:: Data
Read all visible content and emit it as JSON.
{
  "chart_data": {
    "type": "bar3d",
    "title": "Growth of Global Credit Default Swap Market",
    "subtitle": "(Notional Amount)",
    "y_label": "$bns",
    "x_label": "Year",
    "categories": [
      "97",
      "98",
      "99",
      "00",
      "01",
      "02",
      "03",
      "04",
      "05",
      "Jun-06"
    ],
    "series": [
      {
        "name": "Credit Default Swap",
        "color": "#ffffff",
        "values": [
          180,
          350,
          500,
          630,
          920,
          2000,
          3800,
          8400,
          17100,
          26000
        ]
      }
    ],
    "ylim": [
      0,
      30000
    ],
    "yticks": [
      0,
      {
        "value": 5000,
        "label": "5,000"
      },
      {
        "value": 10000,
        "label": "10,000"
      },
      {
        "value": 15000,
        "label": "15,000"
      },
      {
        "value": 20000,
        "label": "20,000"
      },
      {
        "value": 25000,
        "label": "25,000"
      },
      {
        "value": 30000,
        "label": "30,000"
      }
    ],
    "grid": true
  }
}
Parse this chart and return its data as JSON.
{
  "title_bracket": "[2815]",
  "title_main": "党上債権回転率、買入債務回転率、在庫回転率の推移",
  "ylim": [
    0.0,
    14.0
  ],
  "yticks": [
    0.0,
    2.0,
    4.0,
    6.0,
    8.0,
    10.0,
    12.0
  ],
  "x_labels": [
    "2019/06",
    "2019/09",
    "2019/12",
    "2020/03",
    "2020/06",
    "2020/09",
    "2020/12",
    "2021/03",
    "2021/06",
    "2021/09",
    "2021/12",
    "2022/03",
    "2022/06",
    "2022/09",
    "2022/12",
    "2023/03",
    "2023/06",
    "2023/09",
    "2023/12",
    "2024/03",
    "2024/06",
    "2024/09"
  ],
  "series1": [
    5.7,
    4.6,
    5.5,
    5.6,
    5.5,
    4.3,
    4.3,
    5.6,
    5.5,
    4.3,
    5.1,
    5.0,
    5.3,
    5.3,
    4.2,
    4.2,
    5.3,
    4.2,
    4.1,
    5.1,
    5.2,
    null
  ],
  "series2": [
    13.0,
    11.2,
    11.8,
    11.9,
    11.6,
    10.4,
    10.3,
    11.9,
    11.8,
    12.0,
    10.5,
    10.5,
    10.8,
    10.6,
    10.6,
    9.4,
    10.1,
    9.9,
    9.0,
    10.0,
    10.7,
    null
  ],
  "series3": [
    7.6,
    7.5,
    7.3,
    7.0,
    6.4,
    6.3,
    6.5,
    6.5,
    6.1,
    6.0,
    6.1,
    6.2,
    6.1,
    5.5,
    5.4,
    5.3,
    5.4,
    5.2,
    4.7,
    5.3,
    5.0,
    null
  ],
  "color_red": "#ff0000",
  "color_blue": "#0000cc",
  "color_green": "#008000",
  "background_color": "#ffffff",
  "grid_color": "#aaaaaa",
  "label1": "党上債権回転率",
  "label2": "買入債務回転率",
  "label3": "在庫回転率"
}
::::
_Required task:_
Reproduce the final stretch of the data above: every line from the one holding "Parse this chart and return its data as JSON." through the end, inclusive, exactly as written and nothing else.

_Problem solution:_
Parse this chart and return its data as JSON.
{
  "title_bracket": "[2815]",
  "title_main": "党上債権回転率、買入債務回転率、在庫回転率の推移",
  "ylim": [
    0.0,
    14.0
  ],
  "yticks": [
    0.0,
    2.0,
    4.0,
    6.0,
    8.0,
    10.0,
    12.0
  ],
  "x_labels": [
    "2019/06",
    "2019/09",
    "2019/12",
    "2020/03",
    "2020/06",
    "2020/09",
    "2020/12",
    "2021/03",
    "2021/06",
    "2021/09",
    "2021/12",
    "2022/03",
    "2022/06",
    "2022/09",
    "2022/12",
    "2023/03",
    "2023/06",
    "2023/09",
    "2023/12",
    "2024/03",
    "2024/06",
    "2024/09"
  ],
  "series1": [
    5.7,
    4.6,
    5.5,
    5.6,
    5.5,
    4.3,
    4.3,
    5.6,
    5.5,
    4.3,
    5.1,
    5.0,
    5.3,
    5.3,
    4.2,
    4.2,
    5.3,
    4.2,
    4.1,
    5.1,
    5.2,
    null
  ],
  "series2": [
    13.0,
    11.2,
    11.8,
    11.9,
    11.6,
    10.4,
    10.3,
    11.9,
    11.8,
    12.0,
    10.5,
    10.5,
    10.8,
    10.6,
    10.6,
    9.4,
    10.1,
    9.9,
    9.0,
    10.0,
    10.7,
    null
  ],
  "series3": [
    7.6,
    7.5,
    7.3,
    7.0,
    6.4,
    6.3,
    6.5,
    6.5,
    6.1,
    6.0,
    6.1,
    6.2,
    6.1,
    5.5,
    5.4,
    5.3,
    5.4,
    5.2,
    4.7,
    5.3,
    5.0,
    null
  ],
  "color_red": "#ff0000",
  "color_blue": "#0000cc",
  "color_green": "#008000",
  "background_color": "#ffffff",
  "grid_color": "#aaaaaa",
  "label1": "党上債権回転率",
  "label2": "買入債務回転率",
  "label3": "在庫回転率"
}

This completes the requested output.